[PROVIDED INFORMATION]
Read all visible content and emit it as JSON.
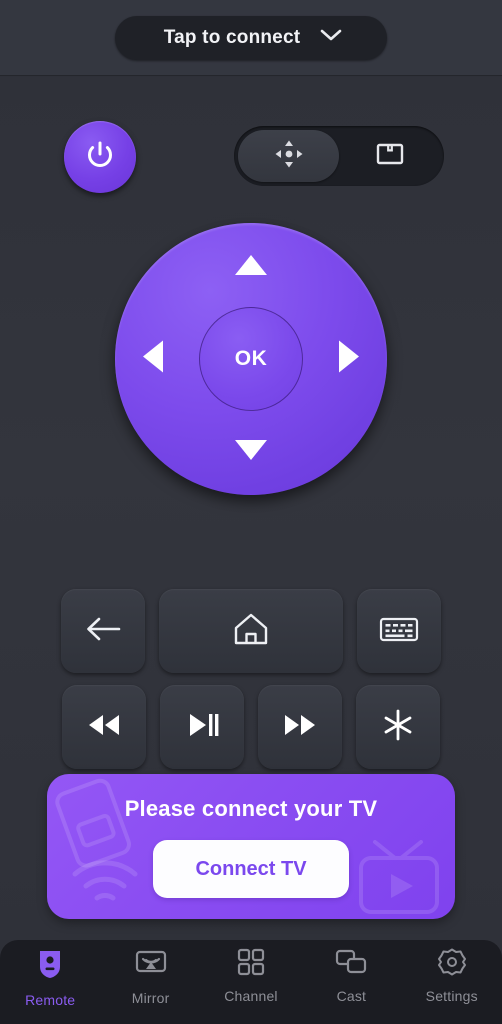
{
  "header": {
    "connect_label": "Tap to connect",
    "chevron_icon": "chevron-down-icon"
  },
  "controls": {
    "power_icon": "power-icon",
    "mode_toggle": {
      "options": [
        {
          "id": "dpad",
          "icon": "dpad-move-icon",
          "active": true
        },
        {
          "id": "touchpad",
          "icon": "touchpad-icon",
          "active": false
        }
      ]
    }
  },
  "dpad": {
    "ok_label": "OK",
    "up_icon": "arrow-up-icon",
    "down_icon": "arrow-down-icon",
    "left_icon": "arrow-left-icon",
    "right_icon": "arrow-right-icon"
  },
  "keys": {
    "row1": [
      {
        "id": "back",
        "icon": "back-arrow-icon",
        "wide": false
      },
      {
        "id": "home",
        "icon": "home-icon",
        "wide": true
      },
      {
        "id": "keyboard",
        "icon": "keyboard-icon",
        "wide": false
      }
    ],
    "row2": [
      {
        "id": "rewind",
        "icon": "rewind-icon"
      },
      {
        "id": "play-pause",
        "icon": "play-pause-icon"
      },
      {
        "id": "fast-forward",
        "icon": "fast-forward-icon"
      },
      {
        "id": "asterisk",
        "icon": "asterisk-icon"
      }
    ]
  },
  "banner": {
    "title": "Please connect your TV",
    "button_label": "Connect TV"
  },
  "bottom_nav": {
    "items": [
      {
        "label": "Remote",
        "icon": "remote-icon",
        "active": true
      },
      {
        "label": "Mirror",
        "icon": "mirror-icon",
        "active": false
      },
      {
        "label": "Channel",
        "icon": "channel-grid-icon",
        "active": false
      },
      {
        "label": "Cast",
        "icon": "cast-icon",
        "active": false
      },
      {
        "label": "Settings",
        "icon": "gear-icon",
        "active": false
      }
    ]
  },
  "colors": {
    "accent_purple": "#7B48EE",
    "banner_purple": "#8B4EF2",
    "background": "#2F3139",
    "header_bg": "#343740",
    "nav_bg": "#1B1C22",
    "key_bg": "#353842",
    "text_muted": "#8E8F97"
  }
}
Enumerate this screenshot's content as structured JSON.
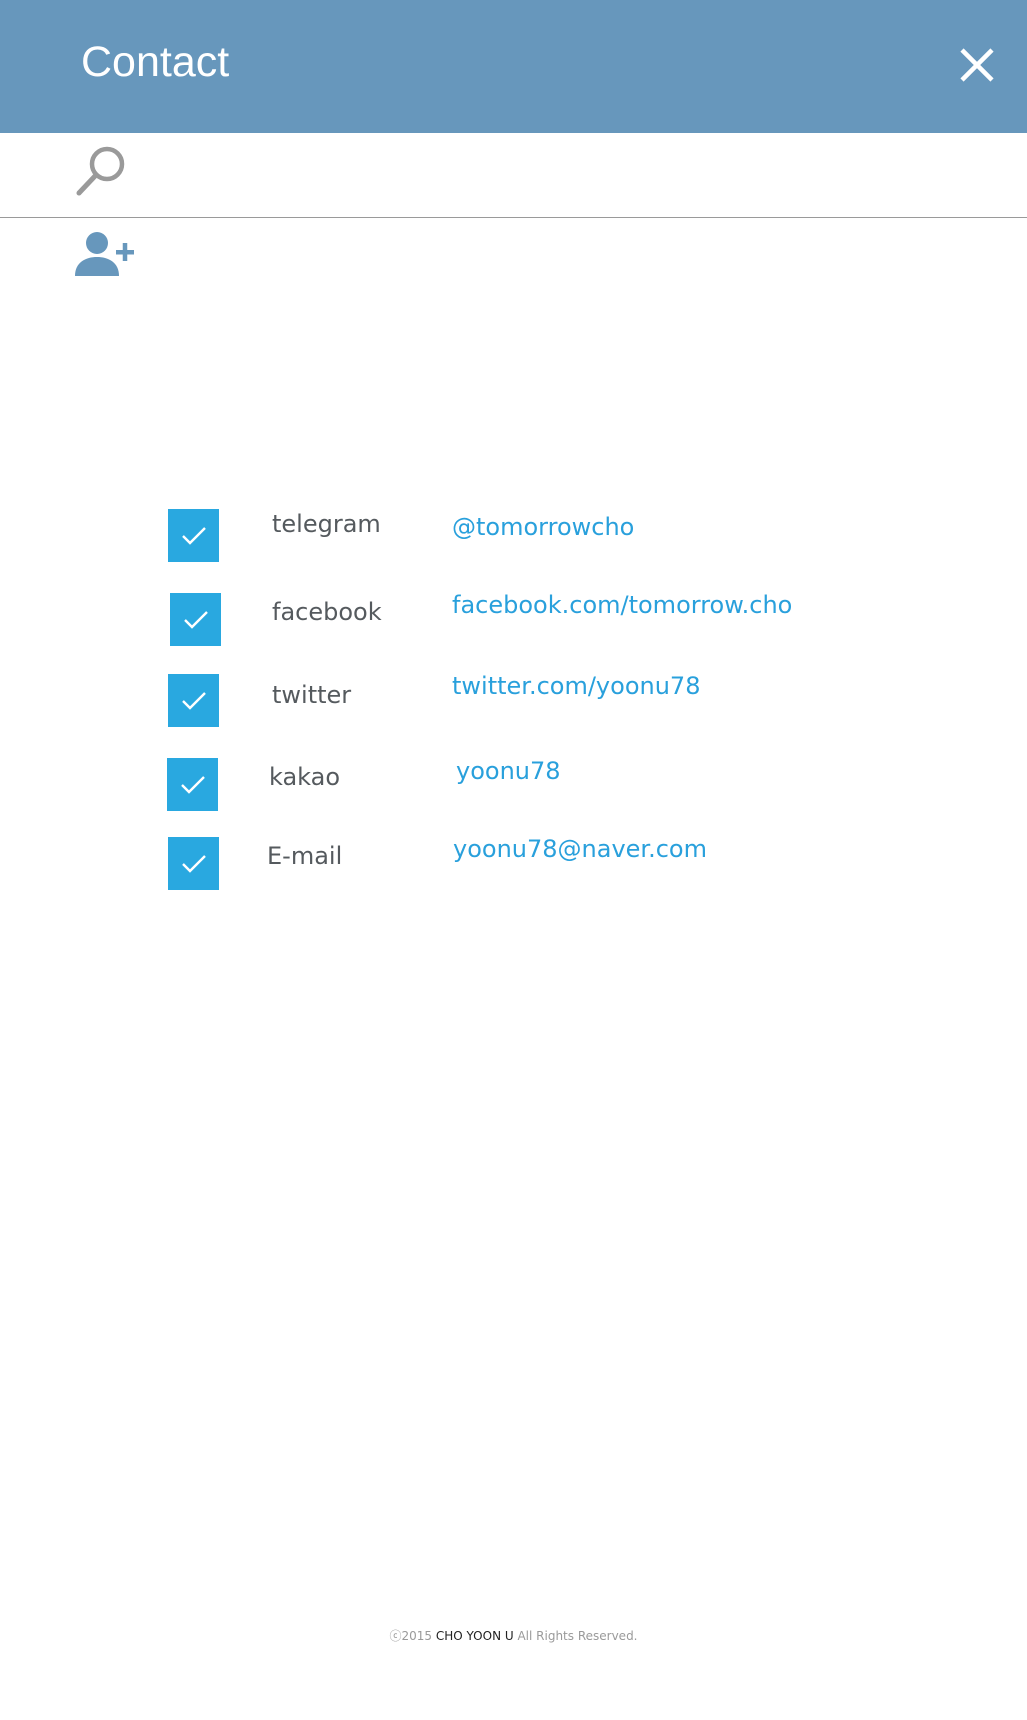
{
  "header": {
    "title": "Contact",
    "background": "#6797bc",
    "close_icon": "close-icon"
  },
  "search": {
    "icon": "search-icon",
    "placeholder": "",
    "value": ""
  },
  "add_user": {
    "icon": "add-user-icon",
    "color": "#6797bc"
  },
  "contacts": [
    {
      "label": "telegram",
      "value": "@tomorrowcho",
      "checked": true
    },
    {
      "label": "facebook",
      "value": "facebook.com/tomorrow.cho",
      "checked": true
    },
    {
      "label": "twitter",
      "value": "twitter.com/yoonu78",
      "checked": true
    },
    {
      "label": "kakao",
      "value": "yoonu78",
      "checked": true
    },
    {
      "label": "E-mail",
      "value": "yoonu78@naver.com",
      "checked": true
    }
  ],
  "colors": {
    "accent": "#29a8e0",
    "link": "#29a0dc",
    "label": "#555a5e"
  },
  "footer": {
    "prefix": "ⓒ2015 ",
    "owner": "CHO YOON U",
    "suffix": " All Rights Reserved."
  }
}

[SET EXERCISE]
Report how many lines of the data contain the word "content", using the number alone.

[COMPLETE ANSWER]
2